A block of data
--- BEGIN ---
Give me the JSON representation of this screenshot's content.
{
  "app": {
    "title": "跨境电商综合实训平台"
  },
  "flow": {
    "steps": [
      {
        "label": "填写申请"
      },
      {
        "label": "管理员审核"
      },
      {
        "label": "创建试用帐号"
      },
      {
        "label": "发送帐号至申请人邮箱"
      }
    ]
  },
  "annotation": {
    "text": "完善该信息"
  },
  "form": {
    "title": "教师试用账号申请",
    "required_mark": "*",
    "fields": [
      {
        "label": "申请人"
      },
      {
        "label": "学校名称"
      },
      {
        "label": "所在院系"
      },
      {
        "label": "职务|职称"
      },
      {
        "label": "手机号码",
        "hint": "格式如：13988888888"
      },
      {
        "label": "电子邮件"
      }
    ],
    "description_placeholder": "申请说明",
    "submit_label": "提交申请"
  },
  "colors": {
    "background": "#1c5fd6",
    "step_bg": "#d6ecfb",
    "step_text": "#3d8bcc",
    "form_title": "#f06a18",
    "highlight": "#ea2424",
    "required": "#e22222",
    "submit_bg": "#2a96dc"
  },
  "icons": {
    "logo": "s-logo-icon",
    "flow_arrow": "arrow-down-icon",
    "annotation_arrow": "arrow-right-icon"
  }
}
--- END ---
— WORK TO BE COMPLETED —
Set down all of the records shown above once more, exactly.

— RESPONSE —
Give me the JSON representation of this screenshot's content.
{
  "app": {
    "title": "跨境电商综合实训平台"
  },
  "flow": {
    "steps": [
      {
        "label": "填写申请"
      },
      {
        "label": "管理员审核"
      },
      {
        "label": "创建试用帐号"
      },
      {
        "label": "发送帐号至申请人邮箱"
      }
    ]
  },
  "annotation": {
    "text": "完善该信息"
  },
  "form": {
    "title": "教师试用账号申请",
    "required_mark": "*",
    "fields": [
      {
        "label": "申请人"
      },
      {
        "label": "学校名称"
      },
      {
        "label": "所在院系"
      },
      {
        "label": "职务|职称"
      },
      {
        "label": "手机号码",
        "hint": "格式如：13988888888"
      },
      {
        "label": "电子邮件"
      }
    ],
    "description_placeholder": "申请说明",
    "submit_label": "提交申请"
  },
  "colors": {
    "background": "#1c5fd6",
    "step_bg": "#d6ecfb",
    "step_text": "#3d8bcc",
    "form_title": "#f06a18",
    "highlight": "#ea2424",
    "required": "#e22222",
    "submit_bg": "#2a96dc"
  },
  "icons": {
    "logo": "s-logo-icon",
    "flow_arrow": "arrow-down-icon",
    "annotation_arrow": "arrow-right-icon"
  }
}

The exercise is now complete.